* **Work to complete**
Extract the lines that hold the string "Старорусскомъ".

____________________

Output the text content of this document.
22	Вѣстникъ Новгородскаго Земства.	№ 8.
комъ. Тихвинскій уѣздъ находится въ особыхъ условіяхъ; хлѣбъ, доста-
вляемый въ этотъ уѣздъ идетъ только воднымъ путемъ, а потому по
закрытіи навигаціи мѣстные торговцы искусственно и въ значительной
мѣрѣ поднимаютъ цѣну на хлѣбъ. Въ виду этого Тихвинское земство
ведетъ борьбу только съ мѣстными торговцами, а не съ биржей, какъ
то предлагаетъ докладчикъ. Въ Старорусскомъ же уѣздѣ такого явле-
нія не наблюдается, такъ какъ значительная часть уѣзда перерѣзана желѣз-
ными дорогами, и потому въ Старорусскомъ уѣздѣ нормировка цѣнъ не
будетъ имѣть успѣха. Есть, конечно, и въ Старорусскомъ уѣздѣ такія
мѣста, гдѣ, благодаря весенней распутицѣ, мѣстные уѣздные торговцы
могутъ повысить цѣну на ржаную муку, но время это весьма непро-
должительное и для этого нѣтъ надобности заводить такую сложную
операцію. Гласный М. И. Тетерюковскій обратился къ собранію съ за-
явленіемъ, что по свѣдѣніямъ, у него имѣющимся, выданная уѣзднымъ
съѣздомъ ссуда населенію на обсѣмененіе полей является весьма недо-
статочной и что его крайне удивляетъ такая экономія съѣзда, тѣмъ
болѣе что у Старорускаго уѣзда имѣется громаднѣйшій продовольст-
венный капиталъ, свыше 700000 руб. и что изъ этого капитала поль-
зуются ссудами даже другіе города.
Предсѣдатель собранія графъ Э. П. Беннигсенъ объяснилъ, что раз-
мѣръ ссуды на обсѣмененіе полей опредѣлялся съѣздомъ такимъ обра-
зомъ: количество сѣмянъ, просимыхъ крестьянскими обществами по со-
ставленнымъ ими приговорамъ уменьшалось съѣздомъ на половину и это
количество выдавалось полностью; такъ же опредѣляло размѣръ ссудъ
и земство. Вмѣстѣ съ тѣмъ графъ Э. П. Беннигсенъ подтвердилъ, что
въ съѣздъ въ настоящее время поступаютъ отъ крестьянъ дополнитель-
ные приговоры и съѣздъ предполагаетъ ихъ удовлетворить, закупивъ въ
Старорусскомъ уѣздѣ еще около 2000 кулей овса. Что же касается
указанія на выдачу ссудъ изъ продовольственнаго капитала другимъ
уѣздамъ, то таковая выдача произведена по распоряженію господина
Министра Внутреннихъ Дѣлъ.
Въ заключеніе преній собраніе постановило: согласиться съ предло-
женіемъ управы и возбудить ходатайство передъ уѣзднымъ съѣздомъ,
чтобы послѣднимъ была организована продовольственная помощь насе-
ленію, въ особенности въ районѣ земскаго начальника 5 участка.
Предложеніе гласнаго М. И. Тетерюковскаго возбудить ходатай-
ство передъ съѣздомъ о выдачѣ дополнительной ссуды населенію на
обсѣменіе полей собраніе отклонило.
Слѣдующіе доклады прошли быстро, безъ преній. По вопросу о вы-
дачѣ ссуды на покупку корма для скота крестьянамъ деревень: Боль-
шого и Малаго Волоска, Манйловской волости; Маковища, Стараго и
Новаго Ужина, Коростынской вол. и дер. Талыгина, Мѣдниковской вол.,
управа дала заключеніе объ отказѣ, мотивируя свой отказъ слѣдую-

____________________

* **Output of the exercise**
то предлагаетъ докладчикъ. Въ Старорусскомъ же уѣздѣ такого явле-
ными дорогами, и потому въ Старорусскомъ уѣздѣ нормировка цѣнъ не
будетъ имѣть успѣха. Есть, конечно, и въ Старорусскомъ уѣздѣ такія
Старорусскомъ уѣздѣ еще около 2000 кулей овса. Что же касается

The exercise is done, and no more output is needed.